Skip the images and return the records below exactly.

--- START Provided records ---

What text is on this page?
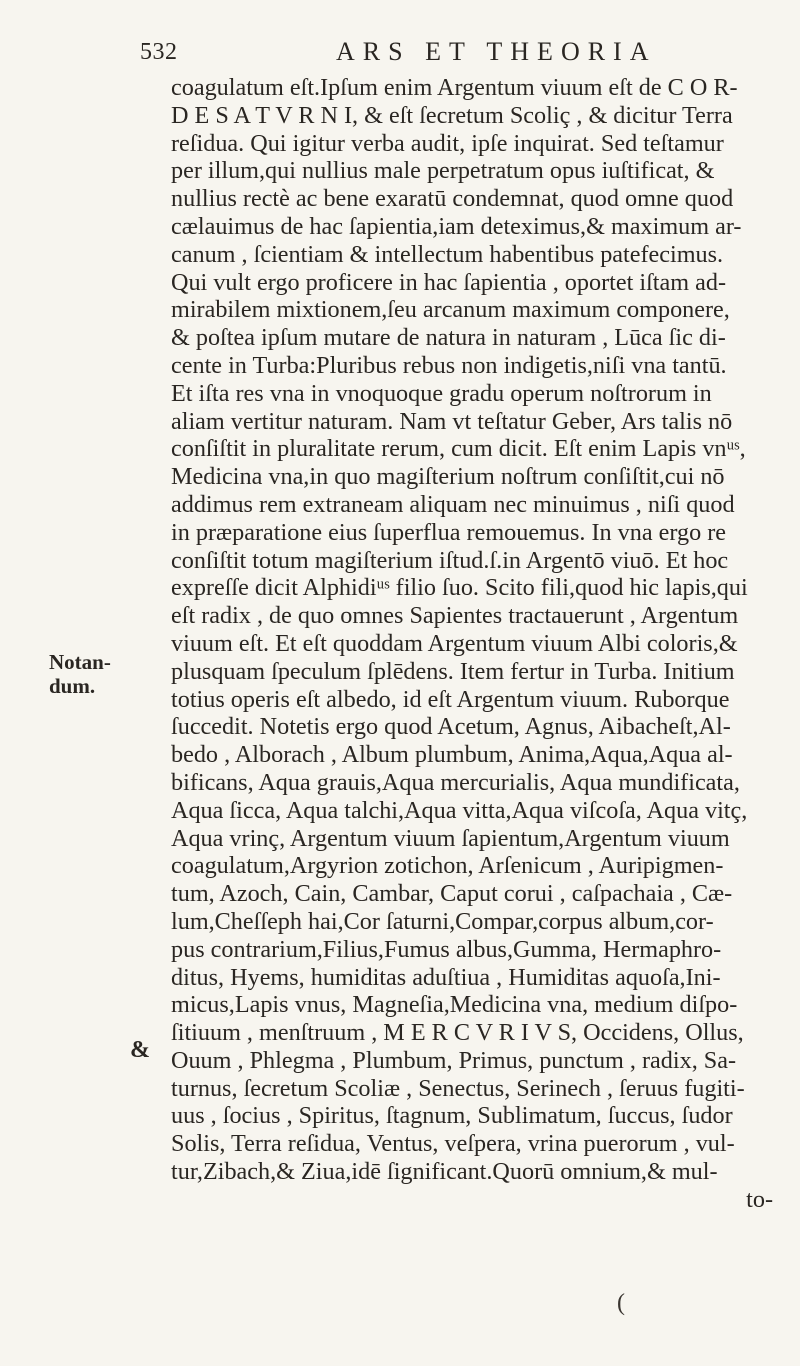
532	ARS ET THEORIA
Notan-
dum.
&
coagulatum eſt.Ipſum enim Argentum viuum eſt de C O R-
D E S A T V R N I, & eſt ſecretum Scoliç , & dicitur Terra
reſidua. Qui igitur verba audit, ipſe inquirat. Sed teſtamur
per illum,qui nullius male perpetratum opus iuſtificat, &
nullius rectè ac bene exaratū condemnat, quod omne quod
cælauimus de hac ſapientia,iam deteximus,& maximum ar-
canum , ſcientiam & intellectum habentibus patefecimus.
Qui vult ergo proficere in hac ſapientia , oportet iſtam ad-
mirabilem mixtionem,ſeu arcanum maximum componere,
& poſtea ipſum mutare de natura in naturam , Lūca ſic di-
cente in Turba:Pluribus rebus non indigetis,niſi vna tantū.
Et iſta res vna in vnoquoque gradu operum noſtrorum in
aliam vertitur naturam. Nam vt teſtatur Geber, Ars talis nō
conſiſtit in pluralitate rerum, cum dicit. Eſt enim Lapis vnᵘˢ,
Medicina vna,in quo magiſterium noſtrum conſiſtit,cui nō
addimus rem extraneam aliquam nec minuimus , niſi quod
in præparatione eius ſuperflua remouemus. In vna ergo re
conſiſtit totum magiſterium iſtud.ſ.in Argentō viuō. Et hoc
expreſſe dicit Alphidiᵘˢ filio ſuo. Scito fili,quod hic lapis,qui
eſt radix , de quo omnes Sapientes tractauerunt , Argentum
viuum eſt. Et eſt quoddam Argentum viuum Albi coloris,&
plusquam ſpeculum ſplēdens. Item fertur in Turba. Initium
totius operis eſt albedo, id eſt Argentum viuum. Ruborque
ſuccedit. Notetis ergo quod Acetum, Agnus, Aibacheſt,Al-
bedo , Alborach , Album plumbum, Anima,Aqua,Aqua al-
bificans, Aqua grauis,Aqua mercurialis, Aqua mundificata,
Aqua ſicca, Aqua talchi,Aqua vitta,Aqua viſcoſa, Aqua vitç,
Aqua vrinç, Argentum viuum ſapientum,Argentum viuum
coagulatum,Argyrion zotichon, Arſenicum , Auripigmen-
tum, Azoch, Cain, Cambar, Caput corui , caſpachaia , Cæ-
lum,Cheſſeph hai,Cor ſaturni,Compar,corpus album,cor-
pus contrarium,Filius,Fumus albus,Gumma, Hermaphro-
ditus, Hyems, humiditas aduſtiua , Humiditas aquoſa,Ini-
micus,Lapis vnus, Magneſia,Medicina vna, medium diſpo-
ſitiuum , menſtruum , M E R C V R I V S, Occidens, Ollus,
Ouum , Phlegma , Plumbum, Primus, punctum , radix, Sa-
turnus, ſecretum Scoliæ , Senectus, Serinech , ſeruus fugiti-
uus , ſocius , Spiritus, ſtagnum, Sublimatum, ſuccus, ſudor
Solis, Terra reſidua, Ventus, veſpera, vrina puerorum , vul-
tur,Zibach,& Ziua,idē ſignificant.Quorū omnium,& mul-
to-
(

--- END Provided records ---

The answer:
What text is on this page?
532	ARS ET THEORIA
Notan-
dum.
&
coagulatum eſt.Ipſum enim Argentum viuum eſt de C O R-
D E S A T V R N I, & eſt ſecretum Scoliç , & dicitur Terra
reſidua. Qui igitur verba audit, ipſe inquirat. Sed teſtamur
per illum,qui nullius male perpetratum opus iuſtificat, &
nullius rectè ac bene exaratū condemnat, quod omne quod
cælauimus de hac ſapientia,iam deteximus,& maximum ar-
canum , ſcientiam & intellectum habentibus patefecimus.
Qui vult ergo proficere in hac ſapientia , oportet iſtam ad-
mirabilem mixtionem,ſeu arcanum maximum componere,
& poſtea ipſum mutare de natura in naturam , Lūca ſic di-
cente in Turba:Pluribus rebus non indigetis,niſi vna tantū.
Et iſta res vna in vnoquoque gradu operum noſtrorum in
aliam vertitur naturam. Nam vt teſtatur Geber, Ars talis nō
conſiſtit in pluralitate rerum, cum dicit. Eſt enim Lapis vnᵘˢ,
Medicina vna,in quo magiſterium noſtrum conſiſtit,cui nō
addimus rem extraneam aliquam nec minuimus , niſi quod
in præparatione eius ſuperflua remouemus. In vna ergo re
conſiſtit totum magiſterium iſtud.ſ.in Argentō viuō. Et hoc
expreſſe dicit Alphidiᵘˢ filio ſuo. Scito fili,quod hic lapis,qui
eſt radix , de quo omnes Sapientes tractauerunt , Argentum
viuum eſt. Et eſt quoddam Argentum viuum Albi coloris,&
plusquam ſpeculum ſplēdens. Item fertur in Turba. Initium
totius operis eſt albedo, id eſt Argentum viuum. Ruborque
ſuccedit. Notetis ergo quod Acetum, Agnus, Aibacheſt,Al-
bedo , Alborach , Album plumbum, Anima,Aqua,Aqua al-
bificans, Aqua grauis,Aqua mercurialis, Aqua mundificata,
Aqua ſicca, Aqua talchi,Aqua vitta,Aqua viſcoſa, Aqua vitç,
Aqua vrinç, Argentum viuum ſapientum,Argentum viuum
coagulatum,Argyrion zotichon, Arſenicum , Auripigmen-
tum, Azoch, Cain, Cambar, Caput corui , caſpachaia , Cæ-
lum,Cheſſeph hai,Cor ſaturni,Compar,corpus album,cor-
pus contrarium,Filius,Fumus albus,Gumma, Hermaphro-
ditus, Hyems, humiditas aduſtiua , Humiditas aquoſa,Ini-
micus,Lapis vnus, Magneſia,Medicina vna, medium diſpo-
ſitiuum , menſtruum , M E R C V R I V S, Occidens, Ollus,
Ouum , Phlegma , Plumbum, Primus, punctum , radix, Sa-
turnus, ſecretum Scoliæ , Senectus, Serinech , ſeruus fugiti-
uus , ſocius , Spiritus, ſtagnum, Sublimatum, ſuccus, ſudor
Solis, Terra reſidua, Ventus, veſpera, vrina puerorum , vul-
tur,Zibach,& Ziua,idē ſignificant.Quorū omnium,& mul-
to-
(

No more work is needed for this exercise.